**EXERCISE AIM**
Repeat the records below exactly.

**STORED ROWS**
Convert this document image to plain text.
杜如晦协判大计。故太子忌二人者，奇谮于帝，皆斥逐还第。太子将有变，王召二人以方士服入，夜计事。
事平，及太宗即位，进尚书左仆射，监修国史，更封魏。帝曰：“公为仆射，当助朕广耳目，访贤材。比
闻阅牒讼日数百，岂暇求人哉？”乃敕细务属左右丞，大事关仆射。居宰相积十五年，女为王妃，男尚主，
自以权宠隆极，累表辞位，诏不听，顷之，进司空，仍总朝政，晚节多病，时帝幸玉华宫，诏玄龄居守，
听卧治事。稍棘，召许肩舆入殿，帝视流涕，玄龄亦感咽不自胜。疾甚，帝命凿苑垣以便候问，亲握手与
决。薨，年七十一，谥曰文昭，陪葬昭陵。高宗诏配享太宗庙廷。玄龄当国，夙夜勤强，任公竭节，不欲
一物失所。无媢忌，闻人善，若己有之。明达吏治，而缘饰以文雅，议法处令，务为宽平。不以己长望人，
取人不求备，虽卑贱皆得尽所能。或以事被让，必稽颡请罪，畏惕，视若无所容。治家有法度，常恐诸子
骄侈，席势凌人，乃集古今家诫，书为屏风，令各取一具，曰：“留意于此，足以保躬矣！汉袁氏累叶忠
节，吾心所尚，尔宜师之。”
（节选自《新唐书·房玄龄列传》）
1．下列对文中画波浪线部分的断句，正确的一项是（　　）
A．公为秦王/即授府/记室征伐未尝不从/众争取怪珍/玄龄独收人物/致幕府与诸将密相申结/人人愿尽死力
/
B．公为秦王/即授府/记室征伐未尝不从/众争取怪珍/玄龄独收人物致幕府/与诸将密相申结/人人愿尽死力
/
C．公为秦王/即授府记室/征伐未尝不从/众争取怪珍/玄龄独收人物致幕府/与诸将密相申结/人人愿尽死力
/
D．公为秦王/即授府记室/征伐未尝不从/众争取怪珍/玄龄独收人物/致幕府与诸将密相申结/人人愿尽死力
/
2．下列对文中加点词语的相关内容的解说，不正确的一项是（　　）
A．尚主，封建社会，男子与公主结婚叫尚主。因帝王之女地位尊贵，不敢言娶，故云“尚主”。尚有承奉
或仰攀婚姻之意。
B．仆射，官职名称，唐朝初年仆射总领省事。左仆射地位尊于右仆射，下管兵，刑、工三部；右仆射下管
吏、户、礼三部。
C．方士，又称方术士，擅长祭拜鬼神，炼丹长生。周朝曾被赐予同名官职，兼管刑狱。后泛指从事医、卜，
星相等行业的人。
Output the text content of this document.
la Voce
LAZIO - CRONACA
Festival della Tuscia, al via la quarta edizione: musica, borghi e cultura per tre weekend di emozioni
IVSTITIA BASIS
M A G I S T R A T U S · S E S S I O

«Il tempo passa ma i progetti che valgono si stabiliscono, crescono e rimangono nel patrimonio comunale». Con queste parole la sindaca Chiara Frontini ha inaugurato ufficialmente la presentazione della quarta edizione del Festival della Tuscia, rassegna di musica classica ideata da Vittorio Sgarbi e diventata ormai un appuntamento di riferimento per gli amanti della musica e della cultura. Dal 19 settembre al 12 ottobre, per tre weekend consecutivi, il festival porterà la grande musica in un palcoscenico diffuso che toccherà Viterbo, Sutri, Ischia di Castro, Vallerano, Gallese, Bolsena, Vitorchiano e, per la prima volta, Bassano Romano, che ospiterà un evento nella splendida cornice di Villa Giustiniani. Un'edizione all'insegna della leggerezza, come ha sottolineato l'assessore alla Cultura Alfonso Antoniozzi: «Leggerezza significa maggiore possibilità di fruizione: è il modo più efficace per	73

**OUTPUT OF THE TASK**
Convert this document image to plain text.
杜如晦协判大计。故太子忌二人者，奇谮于帝，皆斥逐还第。太子将有变，王召二人以方士服入，夜计事。
事平，及太宗即位，进尚书左仆射，监修国史，更封魏。帝曰：“公为仆射，当助朕广耳目，访贤材。比
闻阅牒讼日数百，岂暇求人哉？”乃敕细务属左右丞，大事关仆射。居宰相积十五年，女为王妃，男尚主，
自以权宠隆极，累表辞位，诏不听，顷之，进司空，仍总朝政，晚节多病，时帝幸玉华宫，诏玄龄居守，
听卧治事。稍棘，召许肩舆入殿，帝视流涕，玄龄亦感咽不自胜。疾甚，帝命凿苑垣以便候问，亲握手与
决。薨，年七十一，谥曰文昭，陪葬昭陵。高宗诏配享太宗庙廷。玄龄当国，夙夜勤强，任公竭节，不欲
一物失所。无媢忌，闻人善，若己有之。明达吏治，而缘饰以文雅，议法处令，务为宽平。不以己长望人，
取人不求备，虽卑贱皆得尽所能。或以事被让，必稽颡请罪，畏惕，视若无所容。治家有法度，常恐诸子
骄侈，席势凌人，乃集古今家诫，书为屏风，令各取一具，曰：“留意于此，足以保躬矣！汉袁氏累叶忠
节，吾心所尚，尔宜师之。”
（节选自《新唐书·房玄龄列传》）
1．下列对文中画波浪线部分的断句，正确的一项是（　　）
A．公为秦王/即授府/记室征伐未尝不从/众争取怪珍/玄龄独收人物/致幕府与诸将密相申结/人人愿尽死力
/
B．公为秦王/即授府/记室征伐未尝不从/众争取怪珍/玄龄独收人物致幕府/与诸将密相申结/人人愿尽死力
/
C．公为秦王/即授府记室/征伐未尝不从/众争取怪珍/玄龄独收人物致幕府/与诸将密相申结/人人愿尽死力
/
D．公为秦王/即授府记室/征伐未尝不从/众争取怪珍/玄龄独收人物/致幕府与诸将密相申结/人人愿尽死力
/
2．下列对文中加点词语的相关内容的解说，不正确的一项是（　　）
A．尚主，封建社会，男子与公主结婚叫尚主。因帝王之女地位尊贵，不敢言娶，故云“尚主”。尚有承奉
或仰攀婚姻之意。
B．仆射，官职名称，唐朝初年仆射总领省事。左仆射地位尊于右仆射，下管兵，刑、工三部；右仆射下管
吏、户、礼三部。
C．方士，又称方术士，擅长祭拜鬼神，炼丹长生。周朝曾被赐予同名官职，兼管刑狱。后泛指从事医、卜，
星相等行业的人。
Output the text content of this document.
la Voce
LAZIO - CRONACA
Festival della Tuscia, al via la quarta edizione: musica, borghi e cultura per tre weekend di emozioni
IVSTITIA BASIS
M A G I S T R A T U S · S E S S I O

«Il tempo passa ma i progetti che valgono si stabiliscono, crescono e rimangono nel patrimonio comunale». Con queste parole la sindaca Chiara Frontini ha inaugurato ufficialmente la presentazione della quarta edizione del Festival della Tuscia, rassegna di musica classica ideata da Vittorio Sgarbi e diventata ormai un appuntamento di riferimento per gli amanti della musica e della cultura. Dal 19 settembre al 12 ottobre, per tre weekend consecutivi, il festival porterà la grande musica in un palcoscenico diffuso che toccherà Viterbo, Sutri, Ischia di Castro, Vallerano, Gallese, Bolsena, Vitorchiano e, per la prima volta, Bassano Romano, che ospiterà un evento nella splendida cornice di Villa Giustiniani. Un'edizione all'insegna della leggerezza, come ha sottolineato l'assessore alla Cultura Alfonso Antoniozzi: «Leggerezza significa maggiore possibilità di fruizione: è il modo più efficace per	73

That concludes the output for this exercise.